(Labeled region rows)
****************

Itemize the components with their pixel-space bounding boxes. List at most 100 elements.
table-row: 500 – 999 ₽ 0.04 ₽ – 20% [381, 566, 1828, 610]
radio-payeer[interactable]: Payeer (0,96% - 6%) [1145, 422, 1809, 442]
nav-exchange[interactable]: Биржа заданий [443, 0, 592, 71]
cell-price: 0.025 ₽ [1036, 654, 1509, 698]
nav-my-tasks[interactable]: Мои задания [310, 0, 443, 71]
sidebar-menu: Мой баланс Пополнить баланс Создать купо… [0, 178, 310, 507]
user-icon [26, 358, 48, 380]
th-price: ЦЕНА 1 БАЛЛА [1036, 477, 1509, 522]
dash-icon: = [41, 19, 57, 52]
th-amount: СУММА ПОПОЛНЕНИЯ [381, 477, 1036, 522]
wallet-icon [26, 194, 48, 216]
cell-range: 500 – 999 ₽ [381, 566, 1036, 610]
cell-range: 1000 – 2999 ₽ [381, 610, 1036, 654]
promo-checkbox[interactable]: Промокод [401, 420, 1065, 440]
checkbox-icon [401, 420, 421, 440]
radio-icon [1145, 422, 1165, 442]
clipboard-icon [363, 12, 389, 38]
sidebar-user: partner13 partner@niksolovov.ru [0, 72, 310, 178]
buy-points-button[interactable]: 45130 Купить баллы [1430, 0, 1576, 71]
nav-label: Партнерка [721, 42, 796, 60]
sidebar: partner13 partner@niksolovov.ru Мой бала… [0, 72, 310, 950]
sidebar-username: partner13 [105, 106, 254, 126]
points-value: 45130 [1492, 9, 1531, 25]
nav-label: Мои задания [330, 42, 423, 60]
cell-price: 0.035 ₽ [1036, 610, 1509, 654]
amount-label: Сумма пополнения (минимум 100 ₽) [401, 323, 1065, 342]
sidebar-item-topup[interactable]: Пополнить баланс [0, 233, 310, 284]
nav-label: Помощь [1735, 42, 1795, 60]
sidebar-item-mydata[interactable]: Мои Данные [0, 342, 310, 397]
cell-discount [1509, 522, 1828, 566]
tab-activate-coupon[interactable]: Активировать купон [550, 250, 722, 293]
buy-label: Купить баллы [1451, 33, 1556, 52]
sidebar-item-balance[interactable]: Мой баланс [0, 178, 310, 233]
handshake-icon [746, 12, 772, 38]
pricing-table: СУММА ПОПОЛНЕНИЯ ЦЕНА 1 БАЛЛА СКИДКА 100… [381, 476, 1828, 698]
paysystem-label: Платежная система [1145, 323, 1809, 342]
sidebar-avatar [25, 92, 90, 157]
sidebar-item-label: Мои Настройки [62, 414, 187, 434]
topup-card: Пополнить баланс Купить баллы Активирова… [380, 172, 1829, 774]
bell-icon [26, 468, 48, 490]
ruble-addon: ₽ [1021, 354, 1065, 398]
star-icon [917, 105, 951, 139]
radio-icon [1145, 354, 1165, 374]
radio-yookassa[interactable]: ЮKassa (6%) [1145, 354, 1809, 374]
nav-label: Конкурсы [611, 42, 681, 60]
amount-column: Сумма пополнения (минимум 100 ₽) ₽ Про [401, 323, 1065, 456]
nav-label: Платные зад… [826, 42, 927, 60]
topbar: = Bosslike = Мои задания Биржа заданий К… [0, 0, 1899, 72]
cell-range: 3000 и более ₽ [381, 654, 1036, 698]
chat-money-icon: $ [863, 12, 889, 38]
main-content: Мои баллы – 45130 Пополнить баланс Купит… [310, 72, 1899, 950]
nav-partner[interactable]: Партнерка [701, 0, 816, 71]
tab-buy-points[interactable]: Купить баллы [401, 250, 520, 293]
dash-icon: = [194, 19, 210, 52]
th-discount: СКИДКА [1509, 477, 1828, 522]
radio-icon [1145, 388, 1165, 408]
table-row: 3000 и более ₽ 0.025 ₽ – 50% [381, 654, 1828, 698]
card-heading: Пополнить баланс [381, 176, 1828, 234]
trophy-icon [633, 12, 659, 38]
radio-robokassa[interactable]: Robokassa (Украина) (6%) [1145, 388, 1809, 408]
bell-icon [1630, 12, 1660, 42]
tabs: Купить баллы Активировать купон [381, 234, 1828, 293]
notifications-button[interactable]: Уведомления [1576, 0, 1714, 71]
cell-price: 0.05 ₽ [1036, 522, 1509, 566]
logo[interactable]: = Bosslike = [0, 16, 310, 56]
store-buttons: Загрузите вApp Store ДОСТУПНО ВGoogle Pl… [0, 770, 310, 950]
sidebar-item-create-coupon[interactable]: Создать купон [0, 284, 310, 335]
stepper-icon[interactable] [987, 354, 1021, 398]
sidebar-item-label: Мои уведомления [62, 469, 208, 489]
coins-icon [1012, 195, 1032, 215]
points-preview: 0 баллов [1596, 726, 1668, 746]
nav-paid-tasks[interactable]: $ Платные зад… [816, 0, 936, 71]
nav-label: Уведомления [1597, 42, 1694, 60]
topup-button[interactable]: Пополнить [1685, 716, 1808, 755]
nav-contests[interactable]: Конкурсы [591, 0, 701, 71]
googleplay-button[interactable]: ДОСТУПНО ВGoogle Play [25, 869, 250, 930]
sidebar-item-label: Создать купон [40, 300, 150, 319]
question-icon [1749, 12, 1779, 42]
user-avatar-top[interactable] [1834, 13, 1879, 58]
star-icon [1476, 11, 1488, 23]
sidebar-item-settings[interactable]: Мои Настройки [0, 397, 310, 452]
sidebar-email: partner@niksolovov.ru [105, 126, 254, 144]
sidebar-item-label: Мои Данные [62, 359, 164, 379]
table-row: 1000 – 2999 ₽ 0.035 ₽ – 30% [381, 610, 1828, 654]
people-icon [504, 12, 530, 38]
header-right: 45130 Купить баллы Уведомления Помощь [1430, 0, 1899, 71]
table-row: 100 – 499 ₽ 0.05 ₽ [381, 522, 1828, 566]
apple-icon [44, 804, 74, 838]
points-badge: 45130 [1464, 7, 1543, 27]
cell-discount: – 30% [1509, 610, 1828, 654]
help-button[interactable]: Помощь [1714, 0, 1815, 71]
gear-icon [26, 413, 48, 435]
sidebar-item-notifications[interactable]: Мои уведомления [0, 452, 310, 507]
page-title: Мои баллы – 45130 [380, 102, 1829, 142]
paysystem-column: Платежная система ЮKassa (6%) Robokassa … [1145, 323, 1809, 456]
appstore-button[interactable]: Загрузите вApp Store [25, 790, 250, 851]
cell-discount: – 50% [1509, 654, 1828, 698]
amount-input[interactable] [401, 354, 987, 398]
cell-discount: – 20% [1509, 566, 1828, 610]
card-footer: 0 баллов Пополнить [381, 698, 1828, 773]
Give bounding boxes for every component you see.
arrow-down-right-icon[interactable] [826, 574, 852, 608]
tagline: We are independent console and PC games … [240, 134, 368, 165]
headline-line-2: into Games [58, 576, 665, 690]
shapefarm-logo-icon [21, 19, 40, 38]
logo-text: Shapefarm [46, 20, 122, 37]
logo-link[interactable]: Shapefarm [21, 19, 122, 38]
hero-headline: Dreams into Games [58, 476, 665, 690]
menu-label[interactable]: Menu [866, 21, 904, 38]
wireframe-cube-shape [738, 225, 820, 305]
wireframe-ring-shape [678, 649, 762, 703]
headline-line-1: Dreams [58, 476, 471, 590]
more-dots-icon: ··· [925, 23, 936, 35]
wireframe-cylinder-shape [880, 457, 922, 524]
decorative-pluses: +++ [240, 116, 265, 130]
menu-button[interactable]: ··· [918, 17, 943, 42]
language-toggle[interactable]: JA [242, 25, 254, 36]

****************

Can you give all the rows above again with every "wireframe" changed to "outline" and everything else left as it is?

Itemize the components with their pixel-space bounding boxes. List at most 100 elements.
table-row: 500 – 999 ₽ 0.04 ₽ – 20% [381, 566, 1828, 610]
radio-payeer[interactable]: Payeer (0,96% - 6%) [1145, 422, 1809, 442]
nav-exchange[interactable]: Биржа заданий [443, 0, 592, 71]
cell-price: 0.025 ₽ [1036, 654, 1509, 698]
nav-my-tasks[interactable]: Мои задания [310, 0, 443, 71]
sidebar-menu: Мой баланс Пополнить баланс Создать купо… [0, 178, 310, 507]
user-icon [26, 358, 48, 380]
th-price: ЦЕНА 1 БАЛЛА [1036, 477, 1509, 522]
dash-icon: = [41, 19, 57, 52]
th-amount: СУММА ПОПОЛНЕНИЯ [381, 477, 1036, 522]
wallet-icon [26, 194, 48, 216]
cell-range: 500 – 999 ₽ [381, 566, 1036, 610]
cell-range: 1000 – 2999 ₽ [381, 610, 1036, 654]
promo-checkbox[interactable]: Промокод [401, 420, 1065, 440]
checkbox-icon [401, 420, 421, 440]
radio-icon [1145, 422, 1165, 442]
clipboard-icon [363, 12, 389, 38]
sidebar-user: partner13 partner@niksolovov.ru [0, 72, 310, 178]
buy-points-button[interactable]: 45130 Купить баллы [1430, 0, 1576, 71]
nav-label: Партнерка [721, 42, 796, 60]
sidebar: partner13 partner@niksolovov.ru Мой бала… [0, 72, 310, 950]
sidebar-username: partner13 [105, 106, 254, 126]
points-value: 45130 [1492, 9, 1531, 25]
nav-label: Мои задания [330, 42, 423, 60]
cell-price: 0.035 ₽ [1036, 610, 1509, 654]
amount-label: Сумма пополнения (минимум 100 ₽) [401, 323, 1065, 342]
sidebar-item-topup[interactable]: Пополнить баланс [0, 233, 310, 284]
nav-label: Помощь [1735, 42, 1795, 60]
sidebar-item-mydata[interactable]: Мои Данные [0, 342, 310, 397]
cell-discount [1509, 522, 1828, 566]
tab-activate-coupon[interactable]: Активировать купон [550, 250, 722, 293]
buy-label: Купить баллы [1451, 33, 1556, 52]
sidebar-item-balance[interactable]: Мой баланс [0, 178, 310, 233]
handshake-icon [746, 12, 772, 38]
pricing-table: СУММА ПОПОЛНЕНИЯ ЦЕНА 1 БАЛЛА СКИДКА 100… [381, 476, 1828, 698]
paysystem-label: Платежная система [1145, 323, 1809, 342]
sidebar-avatar [25, 92, 90, 157]
sidebar-item-label: Мои Настройки [62, 414, 187, 434]
topup-card: Пополнить баланс Купить баллы Активирова… [380, 172, 1829, 774]
bell-icon [26, 468, 48, 490]
ruble-addon: ₽ [1021, 354, 1065, 398]
star-icon [917, 105, 951, 139]
radio-icon [1145, 354, 1165, 374]
radio-yookassa[interactable]: ЮKassa (6%) [1145, 354, 1809, 374]
nav-label: Конкурсы [611, 42, 681, 60]
amount-column: Сумма пополнения (минимум 100 ₽) ₽ Про [401, 323, 1065, 456]
nav-label: Платные зад… [826, 42, 927, 60]
topbar: = Bosslike = Мои задания Биржа заданий К… [0, 0, 1899, 72]
cell-range: 3000 и более ₽ [381, 654, 1036, 698]
chat-money-icon: $ [863, 12, 889, 38]
main-content: Мои баллы – 45130 Пополнить баланс Купит… [310, 72, 1899, 950]
nav-partner[interactable]: Партнерка [701, 0, 816, 71]
tab-buy-points[interactable]: Купить баллы [401, 250, 520, 293]
dash-icon: = [194, 19, 210, 52]
th-discount: СКИДКА [1509, 477, 1828, 522]
radio-icon [1145, 388, 1165, 408]
table-row: 3000 и более ₽ 0.025 ₽ – 50% [381, 654, 1828, 698]
card-heading: Пополнить баланс [381, 176, 1828, 234]
trophy-icon [633, 12, 659, 38]
radio-robokassa[interactable]: Robokassa (Украина) (6%) [1145, 388, 1809, 408]
bell-icon [1630, 12, 1660, 42]
tabs: Купить баллы Активировать купон [381, 234, 1828, 293]
notifications-button[interactable]: Уведомления [1576, 0, 1714, 71]
cell-price: 0.05 ₽ [1036, 522, 1509, 566]
logo[interactable]: = Bosslike = [0, 16, 310, 56]
store-buttons: Загрузите вApp Store ДОСТУПНО ВGoogle Pl… [0, 770, 310, 950]
sidebar-item-create-coupon[interactable]: Создать купон [0, 284, 310, 335]
stepper-icon[interactable] [987, 354, 1021, 398]
sidebar-item-label: Мои уведомления [62, 469, 208, 489]
coins-icon [1012, 195, 1032, 215]
points-preview: 0 баллов [1596, 726, 1668, 746]
nav-paid-tasks[interactable]: $ Платные зад… [816, 0, 936, 71]
nav-label: Уведомления [1597, 42, 1694, 60]
topup-button[interactable]: Пополнить [1685, 716, 1808, 755]
nav-contests[interactable]: Конкурсы [591, 0, 701, 71]
googleplay-button[interactable]: ДОСТУПНО ВGoogle Play [25, 869, 250, 930]
sidebar-item-label: Создать купон [40, 300, 150, 319]
question-icon [1749, 12, 1779, 42]
user-avatar-top[interactable] [1834, 13, 1879, 58]
star-icon [1476, 11, 1488, 23]
sidebar-item-settings[interactable]: Мои Настройки [0, 397, 310, 452]
sidebar-email: partner@niksolovov.ru [105, 126, 254, 144]
sidebar-item-label: Мои Данные [62, 359, 164, 379]
table-row: 1000 – 2999 ₽ 0.035 ₽ – 30% [381, 610, 1828, 654]
people-icon [504, 12, 530, 38]
header-right: 45130 Купить баллы Уведомления Помощь [1430, 0, 1899, 71]
table-row: 100 – 499 ₽ 0.05 ₽ [381, 522, 1828, 566]
apple-icon [44, 804, 74, 838]
points-badge: 45130 [1464, 7, 1543, 27]
cell-discount: – 30% [1509, 610, 1828, 654]
help-button[interactable]: Помощь [1714, 0, 1815, 71]
gear-icon [26, 413, 48, 435]
sidebar-item-notifications[interactable]: Мои уведомления [0, 452, 310, 507]
page-title: Мои баллы – 45130 [380, 102, 1829, 142]
paysystem-column: Платежная система ЮKassa (6%) Robokassa … [1145, 323, 1809, 456]
appstore-button[interactable]: Загрузите вApp Store [25, 790, 250, 851]
cell-discount: – 50% [1509, 654, 1828, 698]
amount-input[interactable] [401, 354, 987, 398]
cell-discount: – 20% [1509, 566, 1828, 610]
card-footer: 0 баллов Пополнить [381, 698, 1828, 773]
Give bounding boxes for every component you see.
arrow-down-right-icon[interactable] [826, 574, 852, 608]
tagline: We are independent console and PC games … [240, 134, 368, 165]
headline-line-2: into Games [58, 576, 665, 690]
shapefarm-logo-icon [21, 19, 40, 38]
logo-text: Shapefarm [46, 20, 122, 37]
logo-link[interactable]: Shapefarm [21, 19, 122, 38]
hero-headline: Dreams into Games [58, 476, 665, 690]
menu-label[interactable]: Menu [866, 21, 904, 38]
outline-cube-shape [738, 225, 820, 305]
outline-ring-shape [678, 649, 762, 703]
headline-line-1: Dreams [58, 476, 471, 590]
more-dots-icon: ··· [925, 23, 936, 35]
outline-cylinder-shape [880, 457, 922, 524]
decorative-pluses: +++ [240, 116, 265, 130]
menu-button[interactable]: ··· [918, 17, 943, 42]
language-toggle[interactable]: JA [242, 25, 254, 36]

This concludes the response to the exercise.